--- START ---
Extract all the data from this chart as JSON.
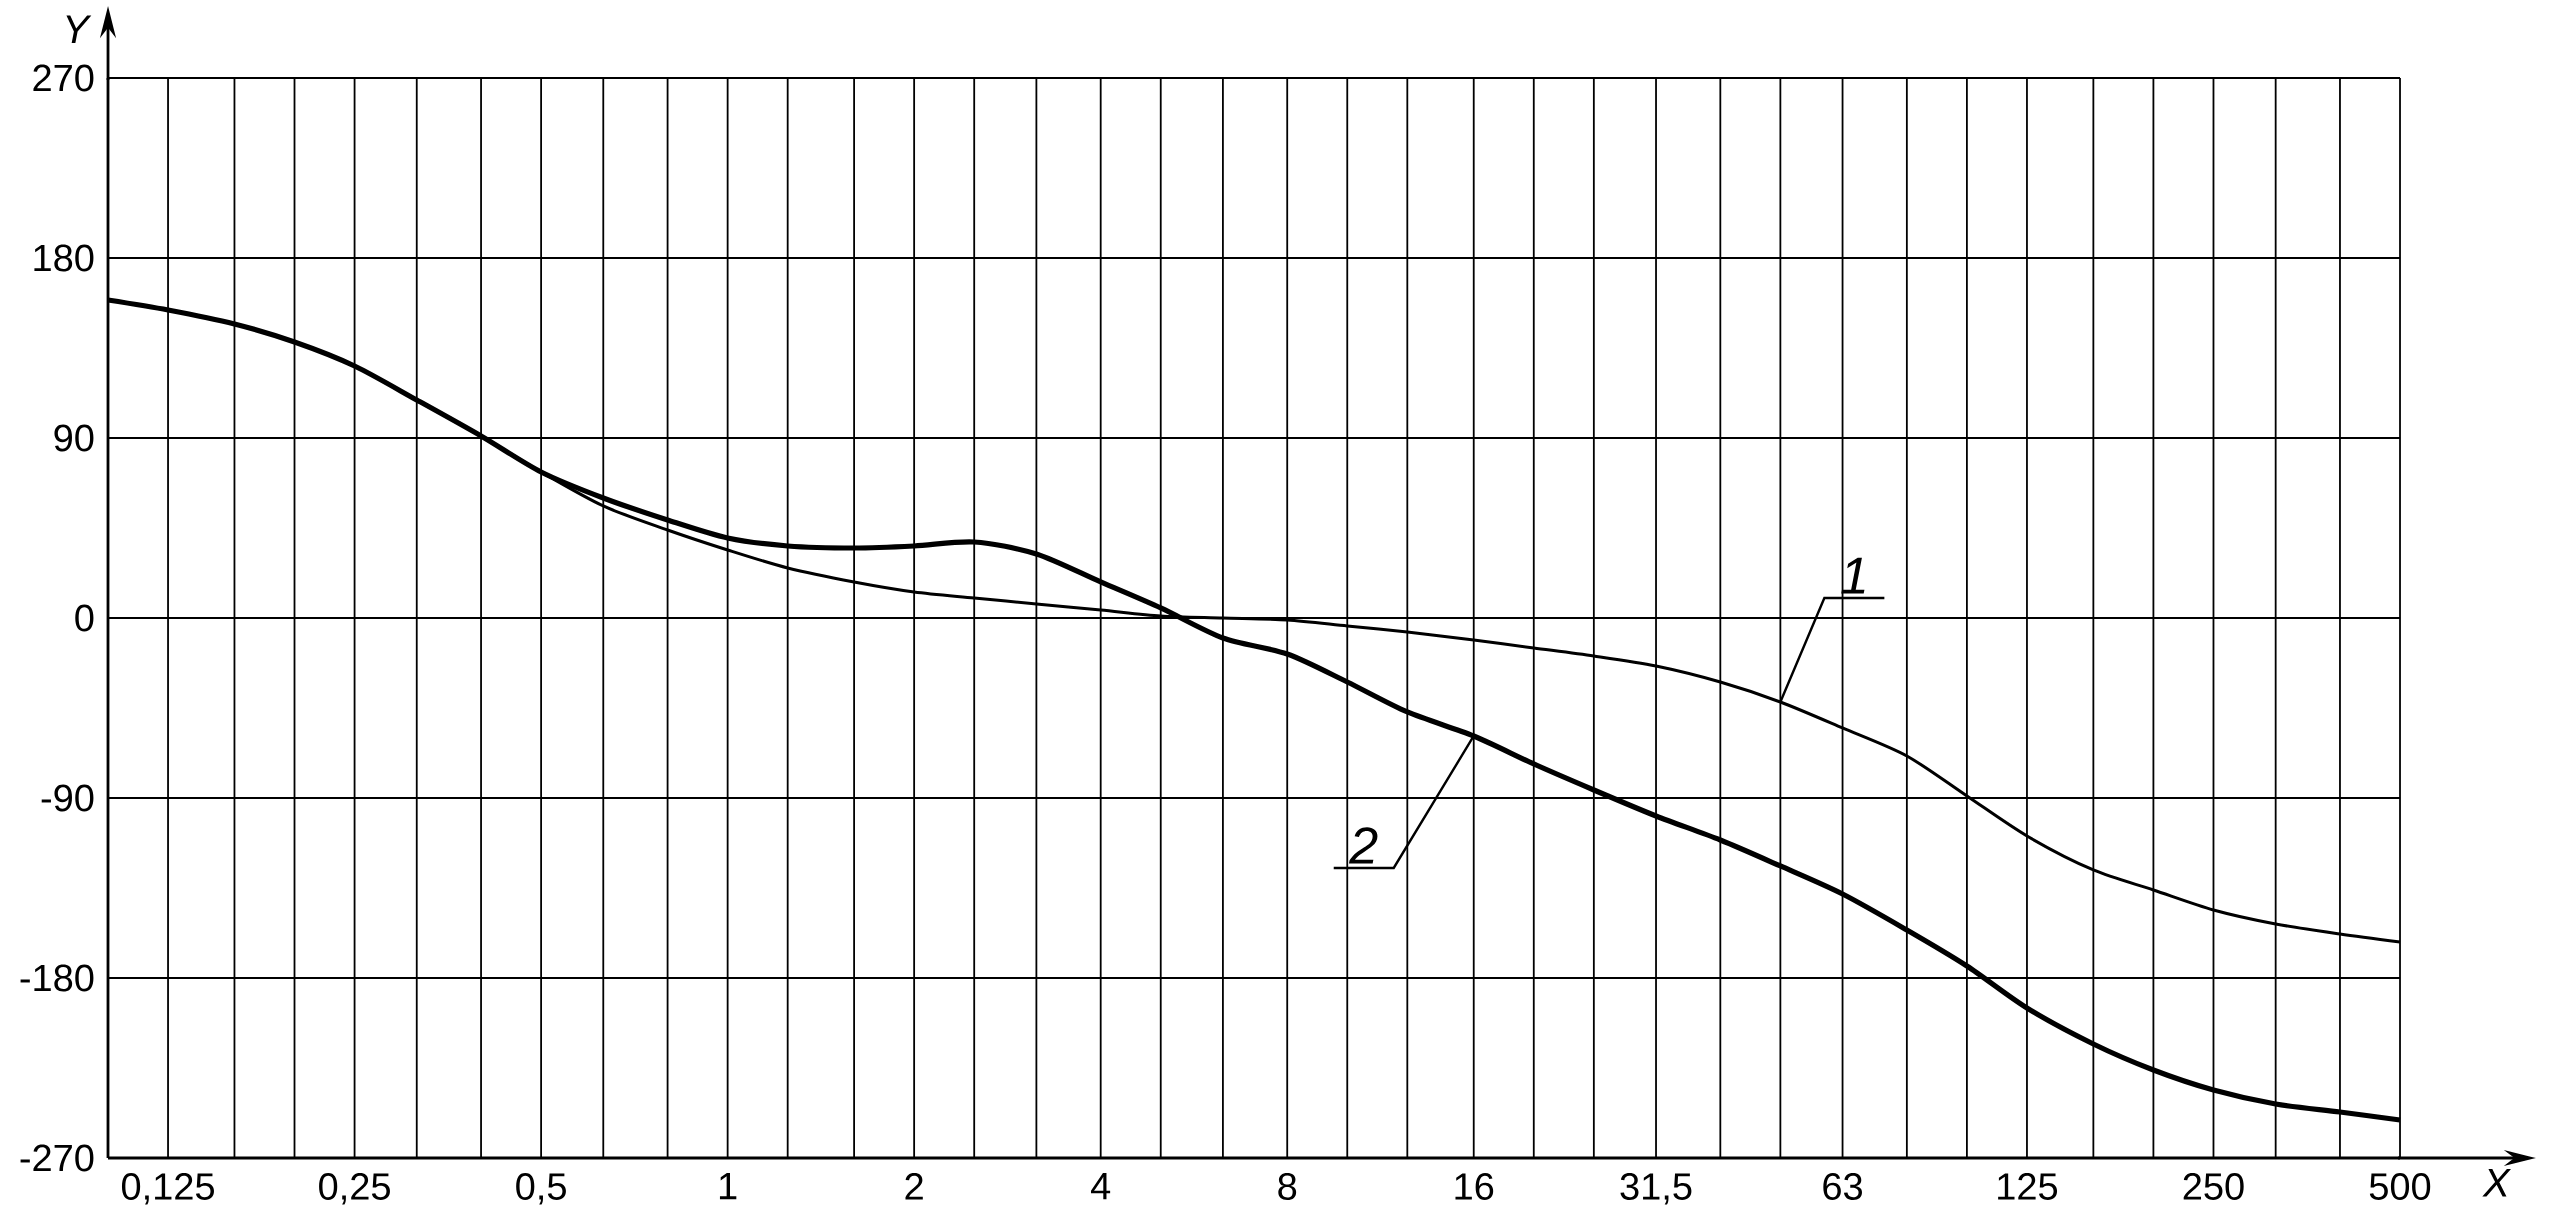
{
  "chart_data": {
    "type": "line",
    "xlabel": "X",
    "ylabel": "Y",
    "log": "x",
    "grid": true,
    "legend": false,
    "marker": "none",
    "line_style": "solid",
    "xlim": [
      0.1,
      500
    ],
    "ylim": [
      -270,
      270
    ],
    "yticks": [
      -270,
      -180,
      -90,
      0,
      90,
      180,
      270
    ],
    "xticks": [
      {
        "value": 0.125,
        "label": "0,125"
      },
      {
        "value": 0.16,
        "label": null
      },
      {
        "value": 0.2,
        "label": null
      },
      {
        "value": 0.25,
        "label": "0,25"
      },
      {
        "value": 0.315,
        "label": null
      },
      {
        "value": 0.4,
        "label": null
      },
      {
        "value": 0.5,
        "label": "0,5"
      },
      {
        "value": 0.63,
        "label": null
      },
      {
        "value": 0.8,
        "label": null
      },
      {
        "value": 1,
        "label": "1"
      },
      {
        "value": 1.25,
        "label": null
      },
      {
        "value": 1.6,
        "label": null
      },
      {
        "value": 2,
        "label": "2"
      },
      {
        "value": 2.5,
        "label": null
      },
      {
        "value": 3.15,
        "label": null
      },
      {
        "value": 4,
        "label": "4"
      },
      {
        "value": 5,
        "label": null
      },
      {
        "value": 6.3,
        "label": null
      },
      {
        "value": 8,
        "label": "8"
      },
      {
        "value": 10,
        "label": null
      },
      {
        "value": 12.5,
        "label": null
      },
      {
        "value": 16,
        "label": "16"
      },
      {
        "value": 20,
        "label": null
      },
      {
        "value": 25,
        "label": null
      },
      {
        "value": 31.5,
        "label": "31,5"
      },
      {
        "value": 40,
        "label": null
      },
      {
        "value": 50,
        "label": null
      },
      {
        "value": 63,
        "label": "63"
      },
      {
        "value": 80,
        "label": null
      },
      {
        "value": 100,
        "label": null
      },
      {
        "value": 125,
        "label": "125"
      },
      {
        "value": 160,
        "label": null
      },
      {
        "value": 200,
        "label": null
      },
      {
        "value": 250,
        "label": "250"
      },
      {
        "value": 315,
        "label": null
      },
      {
        "value": 400,
        "label": null
      },
      {
        "value": 500,
        "label": "500"
      }
    ],
    "x": [
      0.1,
      0.125,
      0.16,
      0.2,
      0.25,
      0.315,
      0.4,
      0.5,
      0.63,
      0.8,
      1,
      1.25,
      1.6,
      2,
      2.5,
      3.15,
      4,
      5,
      6.3,
      8,
      10,
      12.5,
      16,
      20,
      25,
      31.5,
      40,
      50,
      63,
      80,
      100,
      125,
      160,
      200,
      250,
      315,
      400,
      500
    ],
    "series": [
      {
        "name": "1",
        "color": "#000000",
        "values": [
          159,
          154,
          147,
          138,
          126,
          109,
          91,
          73,
          56,
          44,
          34,
          25,
          18,
          13,
          10,
          7,
          4,
          1,
          0,
          -1,
          -4,
          -7,
          -11,
          -15,
          -19,
          -24,
          -32,
          -42,
          -55,
          -69,
          -89,
          -109,
          -126,
          -136,
          -146,
          -153,
          -158,
          -162
        ]
      },
      {
        "name": "2",
        "color": "#000000",
        "values": [
          159,
          154,
          147,
          138,
          126,
          109,
          91,
          73,
          60,
          49,
          40,
          36,
          35,
          36,
          38,
          32,
          18,
          5,
          -10,
          -18,
          -32,
          -47,
          -59,
          -73,
          -86,
          -99,
          -111,
          -124,
          -138,
          -156,
          -174,
          -195,
          -213,
          -226,
          -236,
          -243,
          -247,
          -251
        ]
      }
    ]
  }
}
--- END ---
Leave the pictures out and reproduce each record exactly as written.

◆ **Result for this exercise**
Extract all the data from this chart as JSON.
{
  "chart_data": {
    "type": "line",
    "xlabel": "X",
    "ylabel": "Y",
    "log": "x",
    "grid": true,
    "legend": false,
    "marker": "none",
    "line_style": "solid",
    "xlim": [
      0.1,
      500
    ],
    "ylim": [
      -270,
      270
    ],
    "yticks": [
      -270,
      -180,
      -90,
      0,
      90,
      180,
      270
    ],
    "xticks": [
      {
        "value": 0.125,
        "label": "0,125"
      },
      {
        "value": 0.16,
        "label": null
      },
      {
        "value": 0.2,
        "label": null
      },
      {
        "value": 0.25,
        "label": "0,25"
      },
      {
        "value": 0.315,
        "label": null
      },
      {
        "value": 0.4,
        "label": null
      },
      {
        "value": 0.5,
        "label": "0,5"
      },
      {
        "value": 0.63,
        "label": null
      },
      {
        "value": 0.8,
        "label": null
      },
      {
        "value": 1,
        "label": "1"
      },
      {
        "value": 1.25,
        "label": null
      },
      {
        "value": 1.6,
        "label": null
      },
      {
        "value": 2,
        "label": "2"
      },
      {
        "value": 2.5,
        "label": null
      },
      {
        "value": 3.15,
        "label": null
      },
      {
        "value": 4,
        "label": "4"
      },
      {
        "value": 5,
        "label": null
      },
      {
        "value": 6.3,
        "label": null
      },
      {
        "value": 8,
        "label": "8"
      },
      {
        "value": 10,
        "label": null
      },
      {
        "value": 12.5,
        "label": null
      },
      {
        "value": 16,
        "label": "16"
      },
      {
        "value": 20,
        "label": null
      },
      {
        "value": 25,
        "label": null
      },
      {
        "value": 31.5,
        "label": "31,5"
      },
      {
        "value": 40,
        "label": null
      },
      {
        "value": 50,
        "label": null
      },
      {
        "value": 63,
        "label": "63"
      },
      {
        "value": 80,
        "label": null
      },
      {
        "value": 100,
        "label": null
      },
      {
        "value": 125,
        "label": "125"
      },
      {
        "value": 160,
        "label": null
      },
      {
        "value": 200,
        "label": null
      },
      {
        "value": 250,
        "label": "250"
      },
      {
        "value": 315,
        "label": null
      },
      {
        "value": 400,
        "label": null
      },
      {
        "value": 500,
        "label": "500"
      }
    ],
    "x": [
      0.1,
      0.125,
      0.16,
      0.2,
      0.25,
      0.315,
      0.4,
      0.5,
      0.63,
      0.8,
      1,
      1.25,
      1.6,
      2,
      2.5,
      3.15,
      4,
      5,
      6.3,
      8,
      10,
      12.5,
      16,
      20,
      25,
      31.5,
      40,
      50,
      63,
      80,
      100,
      125,
      160,
      200,
      250,
      315,
      400,
      500
    ],
    "series": [
      {
        "name": "1",
        "color": "#000000",
        "values": [
          159,
          154,
          147,
          138,
          126,
          109,
          91,
          73,
          56,
          44,
          34,
          25,
          18,
          13,
          10,
          7,
          4,
          1,
          0,
          -1,
          -4,
          -7,
          -11,
          -15,
          -19,
          -24,
          -32,
          -42,
          -55,
          -69,
          -89,
          -109,
          -126,
          -136,
          -146,
          -153,
          -158,
          -162
        ]
      },
      {
        "name": "2",
        "color": "#000000",
        "values": [
          159,
          154,
          147,
          138,
          126,
          109,
          91,
          73,
          60,
          49,
          40,
          36,
          35,
          36,
          38,
          32,
          18,
          5,
          -10,
          -18,
          -32,
          -47,
          -59,
          -73,
          -86,
          -99,
          -111,
          -124,
          -138,
          -156,
          -174,
          -195,
          -213,
          -226,
          -236,
          -243,
          -247,
          -251
        ]
      }
    ]
  }
}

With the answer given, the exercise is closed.